• **Stated goal**
Look through the data below. Show each line where the string "would" occurs.

Dataset excerpts:
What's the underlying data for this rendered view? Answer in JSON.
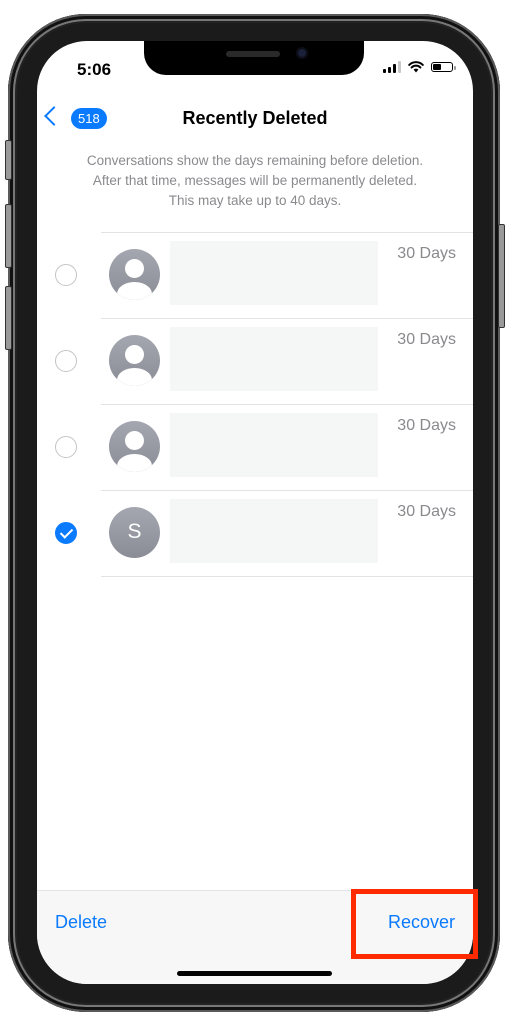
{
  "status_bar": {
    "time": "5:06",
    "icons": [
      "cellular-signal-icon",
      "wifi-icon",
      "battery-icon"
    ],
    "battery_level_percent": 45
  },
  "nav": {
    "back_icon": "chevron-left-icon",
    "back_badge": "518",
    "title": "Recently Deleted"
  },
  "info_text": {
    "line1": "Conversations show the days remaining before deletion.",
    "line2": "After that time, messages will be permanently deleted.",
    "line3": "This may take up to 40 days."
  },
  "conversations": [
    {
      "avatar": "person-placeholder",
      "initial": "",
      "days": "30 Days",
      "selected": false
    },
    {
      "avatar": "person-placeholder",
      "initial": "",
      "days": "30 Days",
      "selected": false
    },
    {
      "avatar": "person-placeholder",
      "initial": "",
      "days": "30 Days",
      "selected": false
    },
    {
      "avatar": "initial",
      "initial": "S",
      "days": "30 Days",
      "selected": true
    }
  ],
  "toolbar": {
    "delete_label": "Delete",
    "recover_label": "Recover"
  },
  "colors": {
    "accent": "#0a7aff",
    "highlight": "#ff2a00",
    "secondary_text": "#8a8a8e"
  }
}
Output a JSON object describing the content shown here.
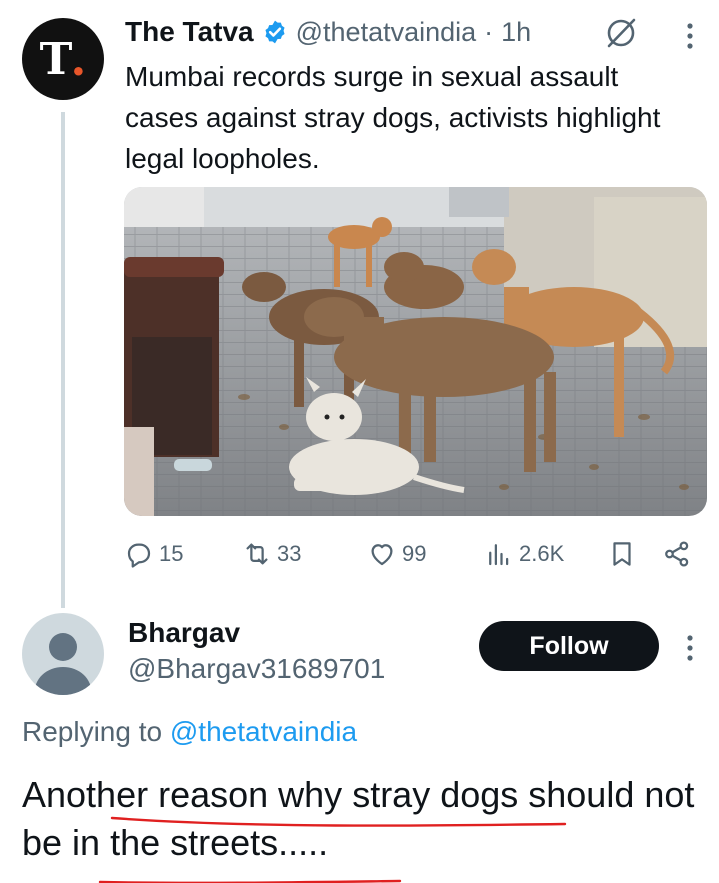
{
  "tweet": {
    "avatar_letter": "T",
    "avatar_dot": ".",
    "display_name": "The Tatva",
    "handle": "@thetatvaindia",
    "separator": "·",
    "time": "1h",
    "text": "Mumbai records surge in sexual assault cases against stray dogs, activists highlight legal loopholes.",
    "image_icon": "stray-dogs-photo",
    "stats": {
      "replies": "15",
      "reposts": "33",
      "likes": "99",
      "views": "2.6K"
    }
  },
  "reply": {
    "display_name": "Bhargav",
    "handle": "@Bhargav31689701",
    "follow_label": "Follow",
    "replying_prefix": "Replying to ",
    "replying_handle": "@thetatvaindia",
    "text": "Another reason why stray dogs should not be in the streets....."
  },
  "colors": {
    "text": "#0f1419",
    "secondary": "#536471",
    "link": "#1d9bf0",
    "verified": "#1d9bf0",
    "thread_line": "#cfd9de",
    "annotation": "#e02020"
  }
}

==

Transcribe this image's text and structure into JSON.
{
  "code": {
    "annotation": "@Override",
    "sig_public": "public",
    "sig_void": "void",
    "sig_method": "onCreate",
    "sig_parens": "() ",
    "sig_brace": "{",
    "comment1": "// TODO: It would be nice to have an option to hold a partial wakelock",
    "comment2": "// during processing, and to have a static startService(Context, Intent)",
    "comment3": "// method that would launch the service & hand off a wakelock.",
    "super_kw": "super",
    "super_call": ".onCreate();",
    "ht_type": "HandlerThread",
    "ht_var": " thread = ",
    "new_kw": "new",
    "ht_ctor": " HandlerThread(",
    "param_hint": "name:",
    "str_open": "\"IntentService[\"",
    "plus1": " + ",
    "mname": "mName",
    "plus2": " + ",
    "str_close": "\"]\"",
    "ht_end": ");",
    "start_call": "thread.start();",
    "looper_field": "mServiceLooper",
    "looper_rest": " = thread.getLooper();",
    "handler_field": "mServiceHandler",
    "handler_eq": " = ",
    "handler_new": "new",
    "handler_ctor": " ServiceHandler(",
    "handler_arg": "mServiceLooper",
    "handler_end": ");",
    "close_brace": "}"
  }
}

• **Exercise answer**
    "comment1": "// TODO: It would be nice to have an option to hold a partial wakelock",
    "comment3": "// method that would launch the service & hand off a wakelock.",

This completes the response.